--- BEGIN TASK MATERIAL ---
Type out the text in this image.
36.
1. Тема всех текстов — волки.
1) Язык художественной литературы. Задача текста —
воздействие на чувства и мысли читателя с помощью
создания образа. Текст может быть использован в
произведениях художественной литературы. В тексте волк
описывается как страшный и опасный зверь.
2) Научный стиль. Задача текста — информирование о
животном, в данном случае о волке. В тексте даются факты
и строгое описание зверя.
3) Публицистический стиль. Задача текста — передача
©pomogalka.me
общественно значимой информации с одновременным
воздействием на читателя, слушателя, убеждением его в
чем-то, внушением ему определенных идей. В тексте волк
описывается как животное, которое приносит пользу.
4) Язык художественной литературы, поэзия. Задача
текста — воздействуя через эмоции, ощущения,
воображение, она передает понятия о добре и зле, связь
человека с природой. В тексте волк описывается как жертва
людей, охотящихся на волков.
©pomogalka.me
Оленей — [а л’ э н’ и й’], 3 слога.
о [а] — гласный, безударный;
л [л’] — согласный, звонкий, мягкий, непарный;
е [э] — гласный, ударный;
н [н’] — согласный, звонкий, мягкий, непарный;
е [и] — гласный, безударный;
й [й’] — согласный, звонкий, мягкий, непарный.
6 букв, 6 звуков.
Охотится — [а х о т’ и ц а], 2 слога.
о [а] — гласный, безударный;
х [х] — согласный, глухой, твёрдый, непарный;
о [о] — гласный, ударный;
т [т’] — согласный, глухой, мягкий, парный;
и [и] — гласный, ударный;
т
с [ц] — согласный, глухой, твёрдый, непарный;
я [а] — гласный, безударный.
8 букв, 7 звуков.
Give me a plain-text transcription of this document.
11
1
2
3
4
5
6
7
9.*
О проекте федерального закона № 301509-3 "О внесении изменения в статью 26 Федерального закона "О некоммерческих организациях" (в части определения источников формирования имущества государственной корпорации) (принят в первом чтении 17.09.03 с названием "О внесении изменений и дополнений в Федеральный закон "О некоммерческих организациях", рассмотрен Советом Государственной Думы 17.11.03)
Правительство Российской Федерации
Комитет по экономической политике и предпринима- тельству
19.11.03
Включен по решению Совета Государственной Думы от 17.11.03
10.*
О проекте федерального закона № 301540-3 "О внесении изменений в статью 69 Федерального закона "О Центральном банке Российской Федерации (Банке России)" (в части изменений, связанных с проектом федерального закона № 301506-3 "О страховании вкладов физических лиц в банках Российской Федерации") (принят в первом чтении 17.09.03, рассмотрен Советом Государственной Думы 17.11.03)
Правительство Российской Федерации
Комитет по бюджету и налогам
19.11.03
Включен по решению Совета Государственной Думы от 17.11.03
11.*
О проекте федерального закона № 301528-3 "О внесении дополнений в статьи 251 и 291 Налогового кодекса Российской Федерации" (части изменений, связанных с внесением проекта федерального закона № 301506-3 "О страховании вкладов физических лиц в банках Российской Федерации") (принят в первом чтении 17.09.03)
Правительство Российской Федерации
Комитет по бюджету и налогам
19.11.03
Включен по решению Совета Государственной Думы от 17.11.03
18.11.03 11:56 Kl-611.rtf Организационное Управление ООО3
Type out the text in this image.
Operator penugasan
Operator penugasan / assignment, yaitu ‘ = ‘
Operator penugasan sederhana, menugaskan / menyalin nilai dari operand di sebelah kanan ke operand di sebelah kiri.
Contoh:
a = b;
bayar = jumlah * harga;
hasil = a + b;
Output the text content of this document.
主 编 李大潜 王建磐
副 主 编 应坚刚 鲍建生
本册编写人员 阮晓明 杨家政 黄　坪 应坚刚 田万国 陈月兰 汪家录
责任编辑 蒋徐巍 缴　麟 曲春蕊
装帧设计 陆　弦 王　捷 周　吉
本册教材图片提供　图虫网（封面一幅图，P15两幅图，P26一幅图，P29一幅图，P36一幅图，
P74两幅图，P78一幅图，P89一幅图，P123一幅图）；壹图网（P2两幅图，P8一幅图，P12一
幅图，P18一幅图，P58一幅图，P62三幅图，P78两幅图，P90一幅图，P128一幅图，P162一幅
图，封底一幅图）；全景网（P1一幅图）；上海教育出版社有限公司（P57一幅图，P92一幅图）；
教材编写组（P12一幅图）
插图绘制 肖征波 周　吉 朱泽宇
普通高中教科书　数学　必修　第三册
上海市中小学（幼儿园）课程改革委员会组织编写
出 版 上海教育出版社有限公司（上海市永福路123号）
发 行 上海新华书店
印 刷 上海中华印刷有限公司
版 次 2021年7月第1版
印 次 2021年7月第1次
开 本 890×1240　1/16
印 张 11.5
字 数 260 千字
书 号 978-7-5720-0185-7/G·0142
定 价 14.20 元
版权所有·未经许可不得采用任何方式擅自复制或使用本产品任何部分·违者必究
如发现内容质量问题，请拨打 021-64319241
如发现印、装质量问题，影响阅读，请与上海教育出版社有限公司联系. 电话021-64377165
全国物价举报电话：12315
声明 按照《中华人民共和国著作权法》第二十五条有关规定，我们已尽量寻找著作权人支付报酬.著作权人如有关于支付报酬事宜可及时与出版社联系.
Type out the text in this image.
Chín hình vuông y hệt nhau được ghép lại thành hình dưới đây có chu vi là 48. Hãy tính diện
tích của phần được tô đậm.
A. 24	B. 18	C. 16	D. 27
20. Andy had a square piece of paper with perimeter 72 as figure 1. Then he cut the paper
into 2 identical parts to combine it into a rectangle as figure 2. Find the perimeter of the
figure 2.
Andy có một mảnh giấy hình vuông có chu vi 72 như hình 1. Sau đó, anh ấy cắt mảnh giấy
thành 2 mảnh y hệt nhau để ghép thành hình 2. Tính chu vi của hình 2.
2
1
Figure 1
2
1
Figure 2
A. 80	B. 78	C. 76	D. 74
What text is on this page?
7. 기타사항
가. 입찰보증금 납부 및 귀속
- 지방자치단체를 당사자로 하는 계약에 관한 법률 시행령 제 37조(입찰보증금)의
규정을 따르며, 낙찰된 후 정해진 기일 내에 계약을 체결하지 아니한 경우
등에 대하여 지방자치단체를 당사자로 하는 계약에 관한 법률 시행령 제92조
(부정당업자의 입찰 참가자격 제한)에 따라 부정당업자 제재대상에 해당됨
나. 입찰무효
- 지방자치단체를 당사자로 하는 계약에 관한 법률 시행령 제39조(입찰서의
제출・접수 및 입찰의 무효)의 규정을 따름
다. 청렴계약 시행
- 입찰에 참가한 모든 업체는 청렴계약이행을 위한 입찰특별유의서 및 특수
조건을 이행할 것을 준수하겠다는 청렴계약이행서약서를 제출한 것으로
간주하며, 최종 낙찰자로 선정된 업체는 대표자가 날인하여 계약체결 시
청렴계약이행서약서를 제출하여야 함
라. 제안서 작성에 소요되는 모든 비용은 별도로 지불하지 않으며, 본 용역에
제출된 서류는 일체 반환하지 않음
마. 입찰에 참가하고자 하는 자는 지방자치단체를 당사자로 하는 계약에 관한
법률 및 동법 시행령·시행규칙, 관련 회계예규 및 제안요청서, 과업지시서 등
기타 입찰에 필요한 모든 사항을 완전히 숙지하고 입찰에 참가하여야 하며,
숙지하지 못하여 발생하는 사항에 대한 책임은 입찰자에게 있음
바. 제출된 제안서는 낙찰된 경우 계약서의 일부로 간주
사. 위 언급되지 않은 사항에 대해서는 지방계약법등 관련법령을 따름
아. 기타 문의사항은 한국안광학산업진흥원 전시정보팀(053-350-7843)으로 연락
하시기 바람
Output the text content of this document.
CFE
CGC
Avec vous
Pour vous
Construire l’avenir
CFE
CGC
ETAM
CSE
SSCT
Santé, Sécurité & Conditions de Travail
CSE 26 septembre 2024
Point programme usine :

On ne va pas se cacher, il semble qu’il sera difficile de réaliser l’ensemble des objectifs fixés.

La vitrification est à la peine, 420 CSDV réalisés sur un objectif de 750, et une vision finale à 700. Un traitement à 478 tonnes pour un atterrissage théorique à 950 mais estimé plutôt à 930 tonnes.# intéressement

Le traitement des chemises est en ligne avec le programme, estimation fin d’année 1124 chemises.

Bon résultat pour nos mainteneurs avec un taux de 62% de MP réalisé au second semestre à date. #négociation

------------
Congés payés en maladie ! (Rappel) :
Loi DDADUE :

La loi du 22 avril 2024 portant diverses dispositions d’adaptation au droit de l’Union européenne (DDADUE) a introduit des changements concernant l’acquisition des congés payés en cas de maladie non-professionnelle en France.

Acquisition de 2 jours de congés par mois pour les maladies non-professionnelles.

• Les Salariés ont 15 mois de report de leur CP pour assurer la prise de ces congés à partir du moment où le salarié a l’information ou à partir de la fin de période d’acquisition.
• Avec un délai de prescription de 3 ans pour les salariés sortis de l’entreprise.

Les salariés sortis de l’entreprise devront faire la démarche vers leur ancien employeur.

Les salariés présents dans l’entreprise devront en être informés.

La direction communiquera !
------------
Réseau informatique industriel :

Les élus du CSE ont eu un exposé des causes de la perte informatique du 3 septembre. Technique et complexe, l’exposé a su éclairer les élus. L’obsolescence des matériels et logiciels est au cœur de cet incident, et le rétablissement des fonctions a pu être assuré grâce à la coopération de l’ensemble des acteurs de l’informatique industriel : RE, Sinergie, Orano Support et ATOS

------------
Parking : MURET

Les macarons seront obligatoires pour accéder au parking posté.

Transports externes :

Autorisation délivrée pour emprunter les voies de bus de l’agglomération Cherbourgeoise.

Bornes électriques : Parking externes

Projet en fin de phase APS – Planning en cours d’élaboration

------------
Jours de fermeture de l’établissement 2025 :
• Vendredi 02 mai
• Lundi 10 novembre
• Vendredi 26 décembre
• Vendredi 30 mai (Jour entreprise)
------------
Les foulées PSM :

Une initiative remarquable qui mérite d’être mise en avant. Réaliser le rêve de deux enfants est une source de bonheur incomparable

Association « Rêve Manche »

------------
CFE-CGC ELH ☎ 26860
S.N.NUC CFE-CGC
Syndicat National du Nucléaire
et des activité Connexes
--- END TASK MATERIAL ---
▶ [AIM]: Return all lines containing the word "Язык".

▶ [RESPONSE TO THIS EXERCISE]:
1) Язык художественной литературы. Задача текста —
4) Язык художественной литературы, поэзия. Задача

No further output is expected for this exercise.